AIM OF THE EXERCISE:
Each entry should be quoted word for word, including every mark of punctuation.
________________
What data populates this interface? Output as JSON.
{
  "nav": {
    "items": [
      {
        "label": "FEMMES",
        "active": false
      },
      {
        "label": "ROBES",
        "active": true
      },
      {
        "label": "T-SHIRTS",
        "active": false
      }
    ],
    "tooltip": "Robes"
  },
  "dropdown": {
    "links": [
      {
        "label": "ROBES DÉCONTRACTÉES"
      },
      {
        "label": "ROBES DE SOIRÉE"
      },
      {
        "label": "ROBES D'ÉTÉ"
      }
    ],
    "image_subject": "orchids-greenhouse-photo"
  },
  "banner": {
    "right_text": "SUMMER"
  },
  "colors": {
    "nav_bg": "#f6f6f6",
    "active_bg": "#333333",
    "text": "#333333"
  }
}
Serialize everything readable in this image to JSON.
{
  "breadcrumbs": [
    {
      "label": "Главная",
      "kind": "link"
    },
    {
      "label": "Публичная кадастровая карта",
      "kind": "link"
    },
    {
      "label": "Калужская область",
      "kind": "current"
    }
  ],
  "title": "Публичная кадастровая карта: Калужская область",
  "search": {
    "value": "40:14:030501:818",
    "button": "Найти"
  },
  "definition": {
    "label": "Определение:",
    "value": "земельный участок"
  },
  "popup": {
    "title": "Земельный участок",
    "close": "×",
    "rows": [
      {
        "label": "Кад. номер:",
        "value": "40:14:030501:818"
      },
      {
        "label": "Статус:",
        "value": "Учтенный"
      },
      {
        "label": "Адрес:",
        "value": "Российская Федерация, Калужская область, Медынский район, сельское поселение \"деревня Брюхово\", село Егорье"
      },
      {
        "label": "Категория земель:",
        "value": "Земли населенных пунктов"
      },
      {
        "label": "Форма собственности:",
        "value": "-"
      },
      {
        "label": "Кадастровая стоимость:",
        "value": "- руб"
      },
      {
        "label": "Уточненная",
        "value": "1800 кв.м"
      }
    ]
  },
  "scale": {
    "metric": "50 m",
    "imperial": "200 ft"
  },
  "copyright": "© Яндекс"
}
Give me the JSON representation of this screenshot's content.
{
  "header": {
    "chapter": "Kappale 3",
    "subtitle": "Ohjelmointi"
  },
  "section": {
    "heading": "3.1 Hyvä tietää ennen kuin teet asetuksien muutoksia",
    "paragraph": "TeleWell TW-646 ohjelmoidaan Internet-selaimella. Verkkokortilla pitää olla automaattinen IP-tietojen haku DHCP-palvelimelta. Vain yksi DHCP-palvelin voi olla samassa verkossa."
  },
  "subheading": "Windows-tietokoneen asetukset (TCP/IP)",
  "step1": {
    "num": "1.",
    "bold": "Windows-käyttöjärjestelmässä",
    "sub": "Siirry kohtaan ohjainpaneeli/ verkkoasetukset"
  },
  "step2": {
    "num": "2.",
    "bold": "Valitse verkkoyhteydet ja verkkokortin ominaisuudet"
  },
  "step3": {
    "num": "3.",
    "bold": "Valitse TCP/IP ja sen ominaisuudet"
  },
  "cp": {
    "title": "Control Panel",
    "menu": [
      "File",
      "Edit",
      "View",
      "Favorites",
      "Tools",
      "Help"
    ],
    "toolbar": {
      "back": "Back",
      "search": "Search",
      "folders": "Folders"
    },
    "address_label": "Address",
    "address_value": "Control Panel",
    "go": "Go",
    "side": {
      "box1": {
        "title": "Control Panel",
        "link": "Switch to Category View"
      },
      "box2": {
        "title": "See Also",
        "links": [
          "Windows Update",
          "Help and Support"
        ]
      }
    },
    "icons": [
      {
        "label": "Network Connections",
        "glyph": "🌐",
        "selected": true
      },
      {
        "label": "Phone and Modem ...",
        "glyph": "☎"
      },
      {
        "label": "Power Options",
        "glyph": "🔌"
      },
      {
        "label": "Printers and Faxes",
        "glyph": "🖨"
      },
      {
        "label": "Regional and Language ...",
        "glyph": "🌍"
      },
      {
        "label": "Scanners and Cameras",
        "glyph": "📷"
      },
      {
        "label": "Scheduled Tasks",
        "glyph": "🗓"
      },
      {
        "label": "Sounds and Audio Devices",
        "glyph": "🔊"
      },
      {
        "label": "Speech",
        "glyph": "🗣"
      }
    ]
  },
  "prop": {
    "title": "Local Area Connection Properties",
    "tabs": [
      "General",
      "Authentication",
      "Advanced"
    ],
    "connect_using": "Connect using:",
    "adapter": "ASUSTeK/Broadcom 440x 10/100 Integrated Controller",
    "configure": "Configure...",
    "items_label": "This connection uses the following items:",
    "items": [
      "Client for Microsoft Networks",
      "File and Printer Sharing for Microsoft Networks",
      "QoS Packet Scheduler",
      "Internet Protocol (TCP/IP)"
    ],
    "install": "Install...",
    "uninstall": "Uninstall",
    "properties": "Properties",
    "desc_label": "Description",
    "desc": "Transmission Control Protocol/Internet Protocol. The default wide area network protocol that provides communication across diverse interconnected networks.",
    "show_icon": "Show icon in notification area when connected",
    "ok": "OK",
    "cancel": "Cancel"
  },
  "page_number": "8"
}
________________
RESULT OF THE TASK:
What data populates this interface? Output as JSON.
{
  "nav": {
    "items": [
      {
        "label": "FEMMES",
        "active": false
      },
      {
        "label": "ROBES",
        "active": true
      },
      {
        "label": "T-SHIRTS",
        "active": false
      }
    ],
    "tooltip": "Robes"
  },
  "dropdown": {
    "links": [
      {
        "label": "ROBES DÉCONTRACTÉES"
      },
      {
        "label": "ROBES DE SOIRÉE"
      },
      {
        "label": "ROBES D'ÉTÉ"
      }
    ],
    "image_subject": "orchids-greenhouse-photo"
  },
  "banner": {
    "right_text": "SUMMER"
  },
  "colors": {
    "nav_bg": "#f6f6f6",
    "active_bg": "#333333",
    "text": "#333333"
  }
}
Serialize everything readable in this image to JSON.
{
  "breadcrumbs": [
    {
      "label": "Главная",
      "kind": "link"
    },
    {
      "label": "Публичная кадастровая карта",
      "kind": "link"
    },
    {
      "label": "Калужская область",
      "kind": "current"
    }
  ],
  "title": "Публичная кадастровая карта: Калужская область",
  "search": {
    "value": "40:14:030501:818",
    "button": "Найти"
  },
  "definition": {
    "label": "Определение:",
    "value": "земельный участок"
  },
  "popup": {
    "title": "Земельный участок",
    "close": "×",
    "rows": [
      {
        "label": "Кад. номер:",
        "value": "40:14:030501:818"
      },
      {
        "label": "Статус:",
        "value": "Учтенный"
      },
      {
        "label": "Адрес:",
        "value": "Российская Федерация, Калужская область, Медынский район, сельское поселение \"деревня Брюхово\", село Егорье"
      },
      {
        "label": "Категория земель:",
        "value": "Земли населенных пунктов"
      },
      {
        "label": "Форма собственности:",
        "value": "-"
      },
      {
        "label": "Кадастровая стоимость:",
        "value": "- руб"
      },
      {
        "label": "Уточненная",
        "value": "1800 кв.м"
      }
    ]
  },
  "scale": {
    "metric": "50 m",
    "imperial": "200 ft"
  },
  "copyright": "© Яндекс"
}
Give me the JSON representation of this screenshot's content.
{
  "header": {
    "chapter": "Kappale 3",
    "subtitle": "Ohjelmointi"
  },
  "section": {
    "heading": "3.1 Hyvä tietää ennen kuin teet asetuksien muutoksia",
    "paragraph": "TeleWell TW-646 ohjelmoidaan Internet-selaimella. Verkkokortilla pitää olla automaattinen IP-tietojen haku DHCP-palvelimelta. Vain yksi DHCP-palvelin voi olla samassa verkossa."
  },
  "subheading": "Windows-tietokoneen asetukset (TCP/IP)",
  "step1": {
    "num": "1.",
    "bold": "Windows-käyttöjärjestelmässä",
    "sub": "Siirry kohtaan ohjainpaneeli/ verkkoasetukset"
  },
  "step2": {
    "num": "2.",
    "bold": "Valitse verkkoyhteydet ja verkkokortin ominaisuudet"
  },
  "step3": {
    "num": "3.",
    "bold": "Valitse TCP/IP ja sen ominaisuudet"
  },
  "cp": {
    "title": "Control Panel",
    "menu": [
      "File",
      "Edit",
      "View",
      "Favorites",
      "Tools",
      "Help"
    ],
    "toolbar": {
      "back": "Back",
      "search": "Search",
      "folders": "Folders"
    },
    "address_label": "Address",
    "address_value": "Control Panel",
    "go": "Go",
    "side": {
      "box1": {
        "title": "Control Panel",
        "link": "Switch to Category View"
      },
      "box2": {
        "title": "See Also",
        "links": [
          "Windows Update",
          "Help and Support"
        ]
      }
    },
    "icons": [
      {
        "label": "Network Connections",
        "glyph": "🌐",
        "selected": true
      },
      {
        "label": "Phone and Modem ...",
        "glyph": "☎"
      },
      {
        "label": "Power Options",
        "glyph": "🔌"
      },
      {
        "label": "Printers and Faxes",
        "glyph": "🖨"
      },
      {
        "label": "Regional and Language ...",
        "glyph": "🌍"
      },
      {
        "label": "Scanners and Cameras",
        "glyph": "📷"
      },
      {
        "label": "Scheduled Tasks",
        "glyph": "🗓"
      },
      {
        "label": "Sounds and Audio Devices",
        "glyph": "🔊"
      },
      {
        "label": "Speech",
        "glyph": "🗣"
      }
    ]
  },
  "prop": {
    "title": "Local Area Connection Properties",
    "tabs": [
      "General",
      "Authentication",
      "Advanced"
    ],
    "connect_using": "Connect using:",
    "adapter": "ASUSTeK/Broadcom 440x 10/100 Integrated Controller",
    "configure": "Configure...",
    "items_label": "This connection uses the following items:",
    "items": [
      "Client for Microsoft Networks",
      "File and Printer Sharing for Microsoft Networks",
      "QoS Packet Scheduler",
      "Internet Protocol (TCP/IP)"
    ],
    "install": "Install...",
    "uninstall": "Uninstall",
    "properties": "Properties",
    "desc_label": "Description",
    "desc": "Transmission Control Protocol/Internet Protocol. The default wide area network protocol that provides communication across diverse interconnected networks.",
    "show_icon": "Show icon in notification area when connected",
    "ok": "OK",
    "cancel": "Cancel"
  },
  "page_number": "8"
}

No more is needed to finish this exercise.